→ **DIRECTIVE**: Read the data and repeat all of it exactly.

→ **MATERIAL FOR THIS EXERCISE**:
==============================

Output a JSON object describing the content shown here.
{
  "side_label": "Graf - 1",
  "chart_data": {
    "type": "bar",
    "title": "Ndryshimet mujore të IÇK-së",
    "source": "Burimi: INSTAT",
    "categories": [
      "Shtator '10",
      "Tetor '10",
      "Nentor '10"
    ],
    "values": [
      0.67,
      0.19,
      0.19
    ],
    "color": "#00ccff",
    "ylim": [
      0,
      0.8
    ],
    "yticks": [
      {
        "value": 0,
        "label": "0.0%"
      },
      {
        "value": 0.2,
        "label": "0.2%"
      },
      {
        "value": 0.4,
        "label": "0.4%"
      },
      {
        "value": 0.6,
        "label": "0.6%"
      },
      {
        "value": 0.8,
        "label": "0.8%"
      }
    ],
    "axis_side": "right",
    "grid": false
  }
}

==============================

→ **TASK RESPONSE**:
Output a JSON object describing the content shown here.
{
  "side_label": "Graf - 1",
  "chart_data": {
    "type": "bar",
    "title": "Ndryshimet mujore të IÇK-së",
    "source": "Burimi: INSTAT",
    "categories": [
      "Shtator '10",
      "Tetor '10",
      "Nentor '10"
    ],
    "values": [
      0.67,
      0.19,
      0.19
    ],
    "color": "#00ccff",
    "ylim": [
      0,
      0.8
    ],
    "yticks": [
      {
        "value": 0,
        "label": "0.0%"
      },
      {
        "value": 0.2,
        "label": "0.2%"
      },
      {
        "value": 0.4,
        "label": "0.4%"
      },
      {
        "value": 0.6,
        "label": "0.6%"
      },
      {
        "value": 0.8,
        "label": "0.8%"
      }
    ],
    "axis_side": "right",
    "grid": false
  }
}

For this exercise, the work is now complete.